Given passage ▸
== == ==
Seattle, Washington - Hicham Diab, of Tripoli, Lebanon, and Nafez El Mir, a Canadian citizen residing in Lebanon, were arrested Thursday after they traveled to a Seattle warehouse and began hiding firearms in a vehicle they planned to ship to Lebanon. Diab and El Mir appeared in federal court Friday afternoon, charged with conspiracy to violate the Arms Export Control Act.
Assistant Attorney General for National Security John C. Demers and U.S. Annette L. Hayes for the Western District of Washington made the announcement. Both men were ordered detained pending additional hearings set for next week.
According to a criminal complaint unsealed today, in 2016, Diab began communicating with a person in the U.S. who Diab believed was willing to locate firearms for him to smuggle to Lebanon. The person in the U.S. alerted Homeland Security Investigations (HSI) about the contact. Over the course of 2017 and 2018, undercover HSI agents posed as people able and willing to supply firearms sought by Diab in furtherance of his smuggling scheme. In October 2018, Diab made plans to come to the U.S. and successfully wired funds for the purchase of firearms and a vehicle in which to hide the firearms. Diab arrived in Seattle on Nov. 7, and was accompanied by El Mir who, according to Diab, had experience smuggling firearms hidden in automobile panels.
On November 7 and 8, Diab went with the undercover agents to a warehouse containing firearms that had been secured by HSI and the Bureau of Alcohol, Tobacco, Firearms and Explosives (ATF), and inspected the firearms, which included: twenty Glock handguns, a Smith & Wesson .50 revolver, one FN Fiveseven pistol, an AR15 rifle kit and a M203 grenade launcher. Diab and El Mir, during their November 8 warehouse visit, began hiding the firearms in door panels and bumper space inside a sport-utility vehicle. El Mir also discussed ways to get the vehicle shipped to Lebanon with the hidden weapons. The men were arrested the evening of Nov. 8, as they exited the warehouse.
== == ==
Listed entries ▸
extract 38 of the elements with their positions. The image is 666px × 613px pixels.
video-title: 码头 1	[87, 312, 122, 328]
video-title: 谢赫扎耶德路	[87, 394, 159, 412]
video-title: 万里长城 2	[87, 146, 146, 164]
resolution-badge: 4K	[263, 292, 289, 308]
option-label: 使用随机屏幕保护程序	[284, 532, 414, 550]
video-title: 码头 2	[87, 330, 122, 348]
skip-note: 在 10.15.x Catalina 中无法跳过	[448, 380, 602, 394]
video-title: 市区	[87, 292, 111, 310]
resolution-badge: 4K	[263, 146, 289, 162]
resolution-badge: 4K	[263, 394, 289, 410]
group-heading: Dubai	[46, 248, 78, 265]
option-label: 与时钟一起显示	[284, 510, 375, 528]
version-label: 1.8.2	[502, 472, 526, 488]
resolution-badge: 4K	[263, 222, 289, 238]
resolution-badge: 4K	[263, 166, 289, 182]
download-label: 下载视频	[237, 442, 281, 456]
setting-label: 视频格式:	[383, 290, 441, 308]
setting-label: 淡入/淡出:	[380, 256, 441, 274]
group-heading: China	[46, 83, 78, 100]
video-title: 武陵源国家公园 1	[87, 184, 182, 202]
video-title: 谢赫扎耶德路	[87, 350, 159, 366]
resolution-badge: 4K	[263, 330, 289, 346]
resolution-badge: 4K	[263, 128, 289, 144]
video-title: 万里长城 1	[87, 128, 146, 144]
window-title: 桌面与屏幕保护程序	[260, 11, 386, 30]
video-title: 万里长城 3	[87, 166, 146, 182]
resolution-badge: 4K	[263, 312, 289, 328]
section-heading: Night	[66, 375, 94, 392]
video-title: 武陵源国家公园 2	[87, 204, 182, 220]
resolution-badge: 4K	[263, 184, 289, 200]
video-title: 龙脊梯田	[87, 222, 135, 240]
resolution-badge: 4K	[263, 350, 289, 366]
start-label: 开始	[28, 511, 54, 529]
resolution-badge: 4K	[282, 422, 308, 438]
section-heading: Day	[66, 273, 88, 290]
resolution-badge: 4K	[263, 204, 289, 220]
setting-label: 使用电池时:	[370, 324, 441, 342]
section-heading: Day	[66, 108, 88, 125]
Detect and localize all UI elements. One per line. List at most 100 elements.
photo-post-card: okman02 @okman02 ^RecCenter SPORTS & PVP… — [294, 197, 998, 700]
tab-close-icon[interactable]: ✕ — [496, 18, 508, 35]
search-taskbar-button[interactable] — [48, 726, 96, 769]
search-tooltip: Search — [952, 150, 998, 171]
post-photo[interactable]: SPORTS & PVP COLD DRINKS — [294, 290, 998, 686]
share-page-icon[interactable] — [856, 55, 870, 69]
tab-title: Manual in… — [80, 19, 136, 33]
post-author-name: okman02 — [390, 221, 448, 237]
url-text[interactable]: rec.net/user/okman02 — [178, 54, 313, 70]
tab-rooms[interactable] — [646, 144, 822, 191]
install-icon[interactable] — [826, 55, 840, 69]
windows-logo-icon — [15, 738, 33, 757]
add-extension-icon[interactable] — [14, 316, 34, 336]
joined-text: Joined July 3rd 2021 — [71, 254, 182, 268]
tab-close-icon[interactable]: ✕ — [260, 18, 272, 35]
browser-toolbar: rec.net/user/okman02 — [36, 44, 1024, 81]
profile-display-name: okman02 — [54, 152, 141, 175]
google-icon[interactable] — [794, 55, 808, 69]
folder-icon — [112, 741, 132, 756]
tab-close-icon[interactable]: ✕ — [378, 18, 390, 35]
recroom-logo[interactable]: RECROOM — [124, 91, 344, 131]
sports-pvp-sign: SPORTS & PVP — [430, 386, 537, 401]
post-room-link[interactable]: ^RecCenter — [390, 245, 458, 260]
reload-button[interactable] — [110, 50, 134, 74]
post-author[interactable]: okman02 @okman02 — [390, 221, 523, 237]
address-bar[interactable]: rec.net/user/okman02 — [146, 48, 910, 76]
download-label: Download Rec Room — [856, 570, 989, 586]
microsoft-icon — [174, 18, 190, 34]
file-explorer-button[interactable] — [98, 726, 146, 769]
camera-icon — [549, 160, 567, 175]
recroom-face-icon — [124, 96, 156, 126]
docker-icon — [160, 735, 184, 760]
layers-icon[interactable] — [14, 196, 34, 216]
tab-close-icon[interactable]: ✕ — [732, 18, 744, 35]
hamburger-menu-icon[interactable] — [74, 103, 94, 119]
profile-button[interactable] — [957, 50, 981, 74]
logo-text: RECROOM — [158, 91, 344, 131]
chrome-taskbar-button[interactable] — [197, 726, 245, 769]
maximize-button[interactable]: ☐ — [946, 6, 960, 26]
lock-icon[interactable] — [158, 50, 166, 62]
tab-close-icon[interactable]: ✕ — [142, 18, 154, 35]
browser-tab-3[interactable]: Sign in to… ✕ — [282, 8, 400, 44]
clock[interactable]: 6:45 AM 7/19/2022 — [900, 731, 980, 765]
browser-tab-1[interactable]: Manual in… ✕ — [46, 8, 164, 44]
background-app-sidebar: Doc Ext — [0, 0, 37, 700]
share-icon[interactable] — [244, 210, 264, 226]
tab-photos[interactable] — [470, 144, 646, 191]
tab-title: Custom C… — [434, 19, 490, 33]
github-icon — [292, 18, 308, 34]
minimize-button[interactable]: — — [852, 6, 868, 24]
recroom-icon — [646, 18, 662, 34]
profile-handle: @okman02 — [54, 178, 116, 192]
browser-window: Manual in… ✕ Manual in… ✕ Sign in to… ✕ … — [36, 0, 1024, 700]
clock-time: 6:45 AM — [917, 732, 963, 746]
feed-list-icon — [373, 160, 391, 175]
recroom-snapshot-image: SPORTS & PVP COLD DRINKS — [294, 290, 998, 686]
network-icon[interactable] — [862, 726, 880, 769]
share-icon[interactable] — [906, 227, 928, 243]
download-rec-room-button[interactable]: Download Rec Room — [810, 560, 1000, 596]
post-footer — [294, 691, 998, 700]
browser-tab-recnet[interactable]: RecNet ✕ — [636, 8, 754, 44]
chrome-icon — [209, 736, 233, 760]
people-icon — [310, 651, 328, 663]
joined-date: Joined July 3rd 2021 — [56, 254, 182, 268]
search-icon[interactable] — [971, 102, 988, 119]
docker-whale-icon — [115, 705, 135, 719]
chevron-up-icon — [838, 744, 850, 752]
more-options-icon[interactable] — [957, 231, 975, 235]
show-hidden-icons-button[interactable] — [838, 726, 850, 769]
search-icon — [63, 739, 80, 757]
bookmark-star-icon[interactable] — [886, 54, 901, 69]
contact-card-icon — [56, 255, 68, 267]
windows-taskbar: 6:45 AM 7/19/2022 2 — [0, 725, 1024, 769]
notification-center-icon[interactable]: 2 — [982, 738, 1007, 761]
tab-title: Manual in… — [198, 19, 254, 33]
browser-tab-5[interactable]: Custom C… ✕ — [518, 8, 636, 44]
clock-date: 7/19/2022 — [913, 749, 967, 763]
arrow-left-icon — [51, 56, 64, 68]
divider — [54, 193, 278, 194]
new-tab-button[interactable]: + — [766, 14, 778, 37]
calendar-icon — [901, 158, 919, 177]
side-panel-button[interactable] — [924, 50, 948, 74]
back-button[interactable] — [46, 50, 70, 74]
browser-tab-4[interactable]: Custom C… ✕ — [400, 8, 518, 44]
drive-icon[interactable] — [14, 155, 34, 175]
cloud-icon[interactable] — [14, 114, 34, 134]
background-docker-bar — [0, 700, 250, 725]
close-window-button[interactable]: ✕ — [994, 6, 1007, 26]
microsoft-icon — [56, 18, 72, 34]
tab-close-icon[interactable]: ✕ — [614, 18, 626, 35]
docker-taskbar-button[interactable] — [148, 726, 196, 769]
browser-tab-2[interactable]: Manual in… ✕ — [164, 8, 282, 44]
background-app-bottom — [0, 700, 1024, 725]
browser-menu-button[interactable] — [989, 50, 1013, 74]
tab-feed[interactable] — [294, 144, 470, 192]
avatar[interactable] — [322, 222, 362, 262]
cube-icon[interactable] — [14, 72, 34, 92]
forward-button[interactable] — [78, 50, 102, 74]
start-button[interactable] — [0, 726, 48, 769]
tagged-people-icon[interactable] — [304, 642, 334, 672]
== == ==
Task directions ▸
Reproduce the part of the Seattle arms-smuggling arrest text starting with "Seattle, Washington - Hicham" and going on through "for next week.". The data shown here was drawn from a separate source.

Answer to the problem ▸
Seattle, Washington - Hicham Diab, of Tripoli, Lebanon, and Nafez El Mir, a Canadian citizen residing in Lebanon, were arrested Thursday after they traveled to a Seattle warehouse and began hiding firearms in a vehicle they planned to ship to Lebanon. Diab and El Mir appeared in federal court Friday afternoon, charged with conspiracy to violate the Arms Export Control Act.
Assistant Attorney General for National Security John C. Demers and U.S. Annette L. Hayes for the Western District of Washington made the announcement. Both men were ordered detained pending additional hearings set for next week.